* [Work to be completed] Copy the listing verbatim, excluding any images found in it.

* [Exercise inputs]

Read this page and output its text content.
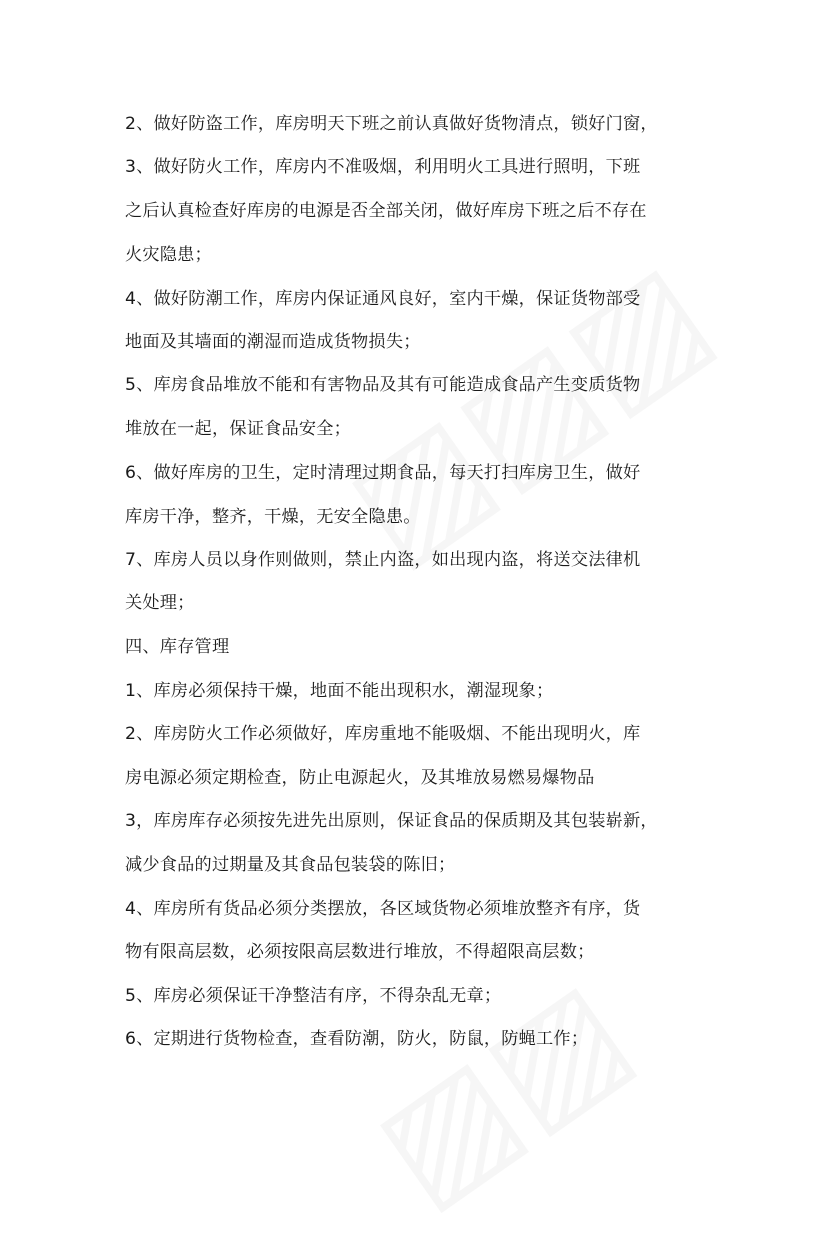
2、做好防盗工作，库房明天下班之前认真做好货物清点，锁好门窗，
3、做好防火工作，库房内不准吸烟，利用明火工具进行照明，下班
之后认真检查好库房的电源是否全部关闭，做好库房下班之后不存在
火灾隐患；
4、做好防潮工作，库房内保证通风良好，室内干燥，保证货物部受
地面及其墙面的潮湿而造成货物损失；
5、库房食品堆放不能和有害物品及其有可能造成食品产生变质货物
堆放在一起，保证食品安全；
6、做好库房的卫生，定时清理过期食品，每天打扫库房卫生，做好
库房干净，整齐，干燥，无安全隐患。
7、库房人员以身作则做则，禁止内盗，如出现内盗，将送交法律机
关处理；
四、库存管理
1、库房必须保持干燥，地面不能出现积水，潮湿现象；
2、库房防火工作必须做好，库房重地不能吸烟、不能出现明火，库
房电源必须定期检查，防止电源起火，及其堆放易燃易爆物品
3，库房库存必须按先进先出原则，保证食品的保质期及其包装崭新，
减少食品的过期量及其食品包装袋的陈旧；
4、库房所有货品必须分类摆放，各区域货物必须堆放整齐有序，货
物有限高层数，必须按限高层数进行堆放，不得超限高层数；
5、库房必须保证干净整洁有序，不得杂乱无章；
6、定期进行货物检查，查看防潮，防火，防鼠，防蝇工作；
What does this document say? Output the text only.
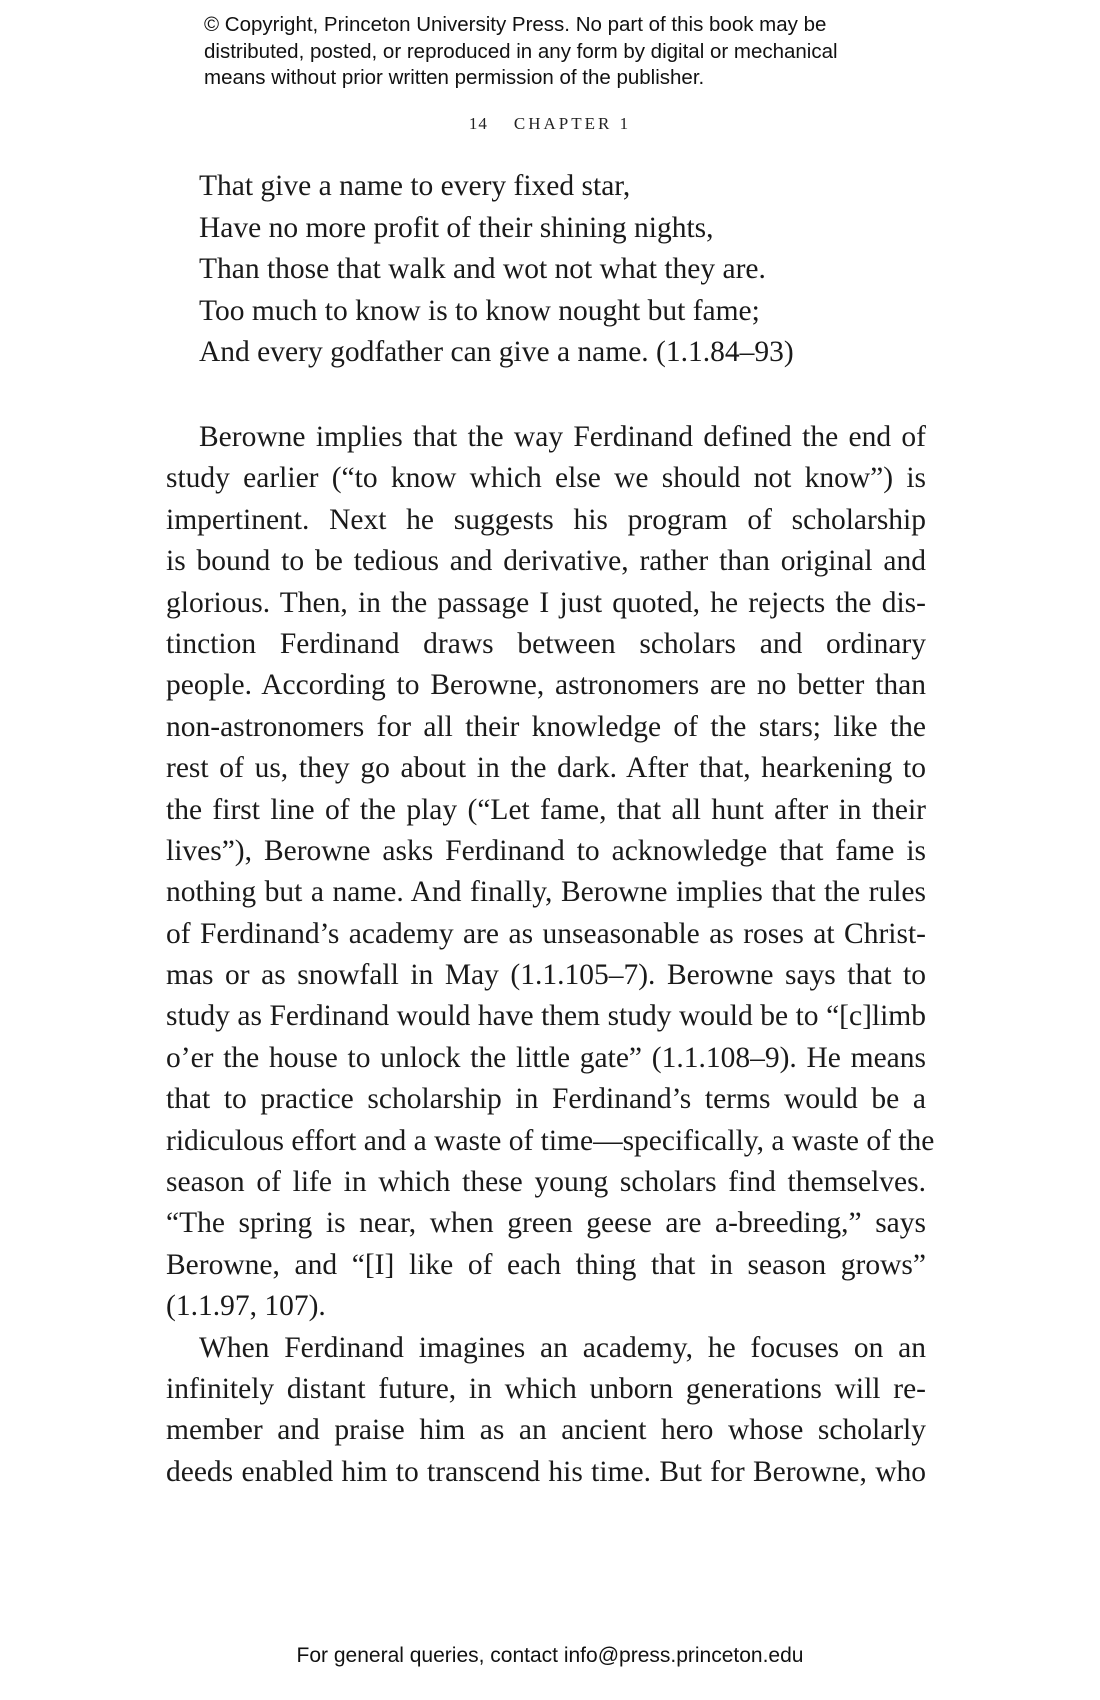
© Copyright, Princeton University Press. No part of this book may be
distributed, posted, or reproduced in any form by digital or mechanical
means without prior written permission of the publisher.
14 CHAPTER 1
That give a name to every fixed star,
Have no more profit of their shining nights,
Than those that walk and wot not what they are.
Too much to know is to know nought but fame;
And every godfather can give a name. (1.1.84–93)
Berowne implies that the way Ferdinand defined the end of
study earlier (“to know which else we should not know”) is
impertinent. Next he suggests his program of scholarship
is bound to be tedious and derivative, rather than original and
glorious. Then, in the passage I just quoted, he rejects the dis-
tinction Ferdinand draws between scholars and ordinary
people. According to Berowne, astronomers are no better than
non-astronomers for all their knowledge of the stars; like the
rest of us, they go about in the dark. After that, hearkening to
the first line of the play (“Let fame, that all hunt after in their
lives”), Berowne asks Ferdinand to acknowledge that fame is
nothing but a name. And finally, Berowne implies that the rules
of Ferdinand’s academy are as unseasonable as roses at Christ-
mas or as snowfall in May (1.1.105–7). Berowne says that to
study as Ferdinand would have them study would be to “[c]limb
o’er the house to unlock the little gate” (1.1.108–9). He means
that to practice scholarship in Ferdinand’s terms would be a
ridiculous effort and a waste of time—specifically, a waste of the
season of life in which these young scholars find themselves.
“The spring is near, when green geese are a-breeding,” says
Berowne, and “[I] like of each thing that in season grows”
(1.1.97, 107).
When Ferdinand imagines an academy, he focuses on an
infinitely distant future, in which unborn generations will re-
member and praise him as an ancient hero whose scholarly
deeds enabled him to transcend his time. But for Berowne, who
For general queries, contact info@press.princeton.edu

* [Written solution]
Read this page and output its text content.
2、做好防盗工作，库房明天下班之前认真做好货物清点，锁好门窗，
3、做好防火工作，库房内不准吸烟，利用明火工具进行照明，下班
之后认真检查好库房的电源是否全部关闭，做好库房下班之后不存在
火灾隐患；
4、做好防潮工作，库房内保证通风良好，室内干燥，保证货物部受
地面及其墙面的潮湿而造成货物损失；
5、库房食品堆放不能和有害物品及其有可能造成食品产生变质货物
堆放在一起，保证食品安全；
6、做好库房的卫生，定时清理过期食品，每天打扫库房卫生，做好
库房干净，整齐，干燥，无安全隐患。
7、库房人员以身作则做则，禁止内盗，如出现内盗，将送交法律机
关处理；
四、库存管理
1、库房必须保持干燥，地面不能出现积水，潮湿现象；
2、库房防火工作必须做好，库房重地不能吸烟、不能出现明火，库
房电源必须定期检查，防止电源起火，及其堆放易燃易爆物品
3，库房库存必须按先进先出原则，保证食品的保质期及其包装崭新，
减少食品的过期量及其食品包装袋的陈旧；
4、库房所有货品必须分类摆放，各区域货物必须堆放整齐有序，货
物有限高层数，必须按限高层数进行堆放，不得超限高层数；
5、库房必须保证干净整洁有序，不得杂乱无章；
6、定期进行货物检查，查看防潮，防火，防鼠，防蝇工作；
What does this document say? Output the text only.
© Copyright, Princeton University Press. No part of this book may be
distributed, posted, or reproduced in any form by digital or mechanical
means without prior written permission of the publisher.
14 CHAPTER 1
That give a name to every fixed star,
Have no more profit of their shining nights,
Than those that walk and wot not what they are.
Too much to know is to know nought but fame;
And every godfather can give a name. (1.1.84–93)
Berowne implies that the way Ferdinand defined the end of
study earlier (“to know which else we should not know”) is
impertinent. Next he suggests his program of scholarship
is bound to be tedious and derivative, rather than original and
glorious. Then, in the passage I just quoted, he rejects the dis-
tinction Ferdinand draws between scholars and ordinary
people. According to Berowne, astronomers are no better than
non-astronomers for all their knowledge of the stars; like the
rest of us, they go about in the dark. After that, hearkening to
the first line of the play (“Let fame, that all hunt after in their
lives”), Berowne asks Ferdinand to acknowledge that fame is
nothing but a name. And finally, Berowne implies that the rules
of Ferdinand’s academy are as unseasonable as roses at Christ-
mas or as snowfall in May (1.1.105–7). Berowne says that to
study as Ferdinand would have them study would be to “[c]limb
o’er the house to unlock the little gate” (1.1.108–9). He means
that to practice scholarship in Ferdinand’s terms would be a
ridiculous effort and a waste of time—specifically, a waste of the
season of life in which these young scholars find themselves.
“The spring is near, when green geese are a-breeding,” says
Berowne, and “[I] like of each thing that in season grows”
(1.1.97, 107).
When Ferdinand imagines an academy, he focuses on an
infinitely distant future, in which unborn generations will re-
member and praise him as an ancient hero whose scholarly
deeds enabled him to transcend his time. But for Berowne, who
For general queries, contact info@press.princeton.edu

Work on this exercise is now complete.